TASK REQUIREMENTS>
With the pictures omitted, write out the entries that follow exactly as they stand.

* begin *

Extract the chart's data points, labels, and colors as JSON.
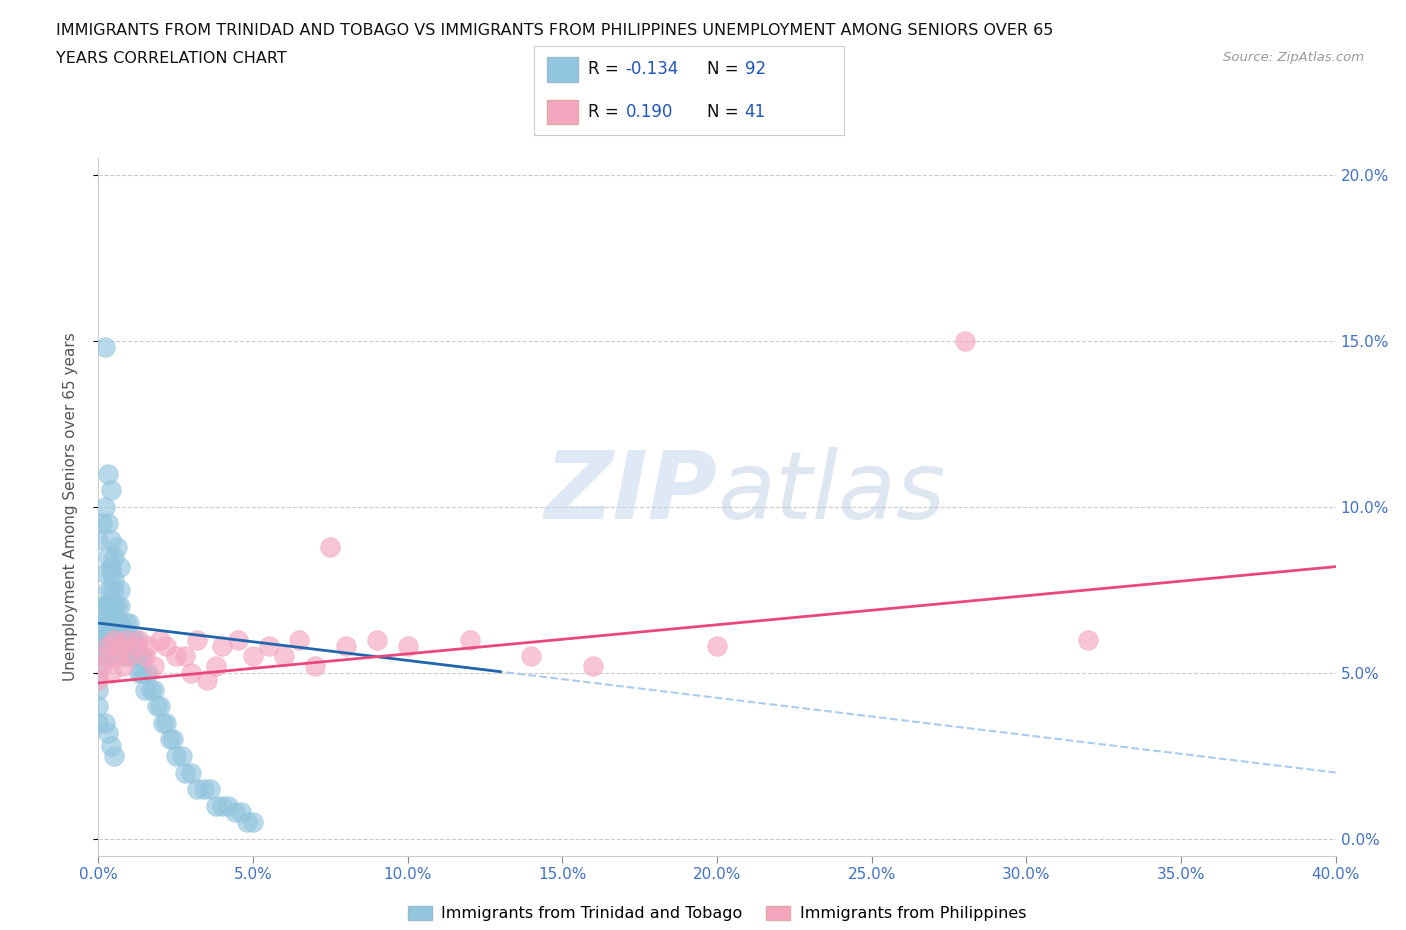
{
  "title_line1": "IMMIGRANTS FROM TRINIDAD AND TOBAGO VS IMMIGRANTS FROM PHILIPPINES UNEMPLOYMENT AMONG SENIORS OVER 65",
  "title_line2": "YEARS CORRELATION CHART",
  "source": "Source: ZipAtlas.com",
  "ylabel": "Unemployment Among Seniors over 65 years",
  "xlim": [
    0.0,
    0.4
  ],
  "ylim": [
    -0.005,
    0.205
  ],
  "xticks": [
    0.0,
    0.05,
    0.1,
    0.15,
    0.2,
    0.25,
    0.3,
    0.35,
    0.4
  ],
  "yticks": [
    0.0,
    0.05,
    0.1,
    0.15,
    0.2
  ],
  "color_blue": "#92c5de",
  "color_pink": "#f4a6c0",
  "trend_blue": "#2166ac",
  "trend_pink": "#e8497a",
  "trend_dashed_color": "#aaccee",
  "R_blue": -0.134,
  "N_blue": 92,
  "R_pink": 0.19,
  "N_pink": 41,
  "legend_label_blue": "Immigrants from Trinidad and Tobago",
  "legend_label_pink": "Immigrants from Philippines",
  "watermark_ZIP": "ZIP",
  "watermark_atlas": "atlas",
  "background_color": "#ffffff",
  "grid_color": "#cccccc",
  "tick_color": "#4472c4",
  "blue_x": [
    0.0,
    0.0,
    0.0,
    0.0,
    0.0,
    0.0,
    0.001,
    0.001,
    0.001,
    0.002,
    0.002,
    0.002,
    0.002,
    0.003,
    0.003,
    0.003,
    0.003,
    0.003,
    0.004,
    0.004,
    0.004,
    0.004,
    0.005,
    0.005,
    0.005,
    0.005,
    0.006,
    0.006,
    0.006,
    0.007,
    0.007,
    0.007,
    0.008,
    0.008,
    0.009,
    0.009,
    0.01,
    0.01,
    0.01,
    0.011,
    0.011,
    0.012,
    0.012,
    0.013,
    0.013,
    0.014,
    0.014,
    0.015,
    0.015,
    0.016,
    0.017,
    0.018,
    0.019,
    0.02,
    0.021,
    0.022,
    0.023,
    0.024,
    0.025,
    0.027,
    0.028,
    0.03,
    0.032,
    0.034,
    0.036,
    0.038,
    0.04,
    0.042,
    0.044,
    0.046,
    0.048,
    0.05,
    0.0,
    0.001,
    0.002,
    0.003,
    0.004,
    0.005,
    0.006,
    0.007,
    0.002,
    0.003,
    0.004,
    0.001,
    0.002,
    0.003,
    0.004,
    0.005,
    0.002,
    0.003,
    0.004,
    0.005
  ],
  "blue_y": [
    0.06,
    0.055,
    0.05,
    0.045,
    0.04,
    0.035,
    0.065,
    0.06,
    0.055,
    0.07,
    0.065,
    0.06,
    0.055,
    0.075,
    0.07,
    0.065,
    0.06,
    0.055,
    0.08,
    0.075,
    0.07,
    0.065,
    0.075,
    0.07,
    0.065,
    0.06,
    0.07,
    0.065,
    0.06,
    0.075,
    0.07,
    0.065,
    0.06,
    0.055,
    0.065,
    0.06,
    0.065,
    0.06,
    0.055,
    0.06,
    0.055,
    0.06,
    0.055,
    0.055,
    0.05,
    0.055,
    0.05,
    0.05,
    0.045,
    0.05,
    0.045,
    0.045,
    0.04,
    0.04,
    0.035,
    0.035,
    0.03,
    0.03,
    0.025,
    0.025,
    0.02,
    0.02,
    0.015,
    0.015,
    0.015,
    0.01,
    0.01,
    0.01,
    0.008,
    0.008,
    0.005,
    0.005,
    0.09,
    0.095,
    0.1,
    0.095,
    0.09,
    0.085,
    0.088,
    0.082,
    0.148,
    0.11,
    0.105,
    0.07,
    0.08,
    0.085,
    0.082,
    0.078,
    0.035,
    0.032,
    0.028,
    0.025
  ],
  "pink_x": [
    0.0,
    0.001,
    0.002,
    0.003,
    0.004,
    0.005,
    0.006,
    0.007,
    0.008,
    0.009,
    0.01,
    0.012,
    0.013,
    0.015,
    0.016,
    0.018,
    0.02,
    0.022,
    0.025,
    0.028,
    0.03,
    0.032,
    0.035,
    0.038,
    0.04,
    0.045,
    0.05,
    0.055,
    0.06,
    0.065,
    0.07,
    0.075,
    0.08,
    0.09,
    0.1,
    0.12,
    0.14,
    0.16,
    0.2,
    0.28,
    0.32
  ],
  "pink_y": [
    0.048,
    0.052,
    0.055,
    0.058,
    0.05,
    0.06,
    0.055,
    0.058,
    0.052,
    0.06,
    0.055,
    0.058,
    0.06,
    0.055,
    0.058,
    0.052,
    0.06,
    0.058,
    0.055,
    0.055,
    0.05,
    0.06,
    0.048,
    0.052,
    0.058,
    0.06,
    0.055,
    0.058,
    0.055,
    0.06,
    0.052,
    0.088,
    0.058,
    0.06,
    0.058,
    0.06,
    0.055,
    0.052,
    0.058,
    0.15,
    0.06
  ],
  "blue_trend_x0": 0.0,
  "blue_trend_y0": 0.065,
  "blue_trend_x1": 0.4,
  "blue_trend_y1": 0.02,
  "pink_trend_x0": 0.0,
  "pink_trend_y0": 0.047,
  "pink_trend_x1": 0.4,
  "pink_trend_y1": 0.082
}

* end *

FINAL RESULT>
Extract the chart's data points, labels, and colors as JSON.
{
  "title_line1": "IMMIGRANTS FROM TRINIDAD AND TOBAGO VS IMMIGRANTS FROM PHILIPPINES UNEMPLOYMENT AMONG SENIORS OVER 65",
  "title_line2": "YEARS CORRELATION CHART",
  "source": "Source: ZipAtlas.com",
  "ylabel": "Unemployment Among Seniors over 65 years",
  "xlim": [
    0.0,
    0.4
  ],
  "ylim": [
    -0.005,
    0.205
  ],
  "xticks": [
    0.0,
    0.05,
    0.1,
    0.15,
    0.2,
    0.25,
    0.3,
    0.35,
    0.4
  ],
  "yticks": [
    0.0,
    0.05,
    0.1,
    0.15,
    0.2
  ],
  "color_blue": "#92c5de",
  "color_pink": "#f4a6c0",
  "trend_blue": "#2166ac",
  "trend_pink": "#e8497a",
  "trend_dashed_color": "#aaccee",
  "R_blue": -0.134,
  "N_blue": 92,
  "R_pink": 0.19,
  "N_pink": 41,
  "legend_label_blue": "Immigrants from Trinidad and Tobago",
  "legend_label_pink": "Immigrants from Philippines",
  "watermark_ZIP": "ZIP",
  "watermark_atlas": "atlas",
  "background_color": "#ffffff",
  "grid_color": "#cccccc",
  "tick_color": "#4472c4",
  "blue_x": [
    0.0,
    0.0,
    0.0,
    0.0,
    0.0,
    0.0,
    0.001,
    0.001,
    0.001,
    0.002,
    0.002,
    0.002,
    0.002,
    0.003,
    0.003,
    0.003,
    0.003,
    0.003,
    0.004,
    0.004,
    0.004,
    0.004,
    0.005,
    0.005,
    0.005,
    0.005,
    0.006,
    0.006,
    0.006,
    0.007,
    0.007,
    0.007,
    0.008,
    0.008,
    0.009,
    0.009,
    0.01,
    0.01,
    0.01,
    0.011,
    0.011,
    0.012,
    0.012,
    0.013,
    0.013,
    0.014,
    0.014,
    0.015,
    0.015,
    0.016,
    0.017,
    0.018,
    0.019,
    0.02,
    0.021,
    0.022,
    0.023,
    0.024,
    0.025,
    0.027,
    0.028,
    0.03,
    0.032,
    0.034,
    0.036,
    0.038,
    0.04,
    0.042,
    0.044,
    0.046,
    0.048,
    0.05,
    0.0,
    0.001,
    0.002,
    0.003,
    0.004,
    0.005,
    0.006,
    0.007,
    0.002,
    0.003,
    0.004,
    0.001,
    0.002,
    0.003,
    0.004,
    0.005,
    0.002,
    0.003,
    0.004,
    0.005
  ],
  "blue_y": [
    0.06,
    0.055,
    0.05,
    0.045,
    0.04,
    0.035,
    0.065,
    0.06,
    0.055,
    0.07,
    0.065,
    0.06,
    0.055,
    0.075,
    0.07,
    0.065,
    0.06,
    0.055,
    0.08,
    0.075,
    0.07,
    0.065,
    0.075,
    0.07,
    0.065,
    0.06,
    0.07,
    0.065,
    0.06,
    0.075,
    0.07,
    0.065,
    0.06,
    0.055,
    0.065,
    0.06,
    0.065,
    0.06,
    0.055,
    0.06,
    0.055,
    0.06,
    0.055,
    0.055,
    0.05,
    0.055,
    0.05,
    0.05,
    0.045,
    0.05,
    0.045,
    0.045,
    0.04,
    0.04,
    0.035,
    0.035,
    0.03,
    0.03,
    0.025,
    0.025,
    0.02,
    0.02,
    0.015,
    0.015,
    0.015,
    0.01,
    0.01,
    0.01,
    0.008,
    0.008,
    0.005,
    0.005,
    0.09,
    0.095,
    0.1,
    0.095,
    0.09,
    0.085,
    0.088,
    0.082,
    0.148,
    0.11,
    0.105,
    0.07,
    0.08,
    0.085,
    0.082,
    0.078,
    0.035,
    0.032,
    0.028,
    0.025
  ],
  "pink_x": [
    0.0,
    0.001,
    0.002,
    0.003,
    0.004,
    0.005,
    0.006,
    0.007,
    0.008,
    0.009,
    0.01,
    0.012,
    0.013,
    0.015,
    0.016,
    0.018,
    0.02,
    0.022,
    0.025,
    0.028,
    0.03,
    0.032,
    0.035,
    0.038,
    0.04,
    0.045,
    0.05,
    0.055,
    0.06,
    0.065,
    0.07,
    0.075,
    0.08,
    0.09,
    0.1,
    0.12,
    0.14,
    0.16,
    0.2,
    0.28,
    0.32
  ],
  "pink_y": [
    0.048,
    0.052,
    0.055,
    0.058,
    0.05,
    0.06,
    0.055,
    0.058,
    0.052,
    0.06,
    0.055,
    0.058,
    0.06,
    0.055,
    0.058,
    0.052,
    0.06,
    0.058,
    0.055,
    0.055,
    0.05,
    0.06,
    0.048,
    0.052,
    0.058,
    0.06,
    0.055,
    0.058,
    0.055,
    0.06,
    0.052,
    0.088,
    0.058,
    0.06,
    0.058,
    0.06,
    0.055,
    0.052,
    0.058,
    0.15,
    0.06
  ],
  "blue_trend_x0": 0.0,
  "blue_trend_y0": 0.065,
  "blue_trend_x1": 0.4,
  "blue_trend_y1": 0.02,
  "pink_trend_x0": 0.0,
  "pink_trend_y0": 0.047,
  "pink_trend_x1": 0.4,
  "pink_trend_y1": 0.082
}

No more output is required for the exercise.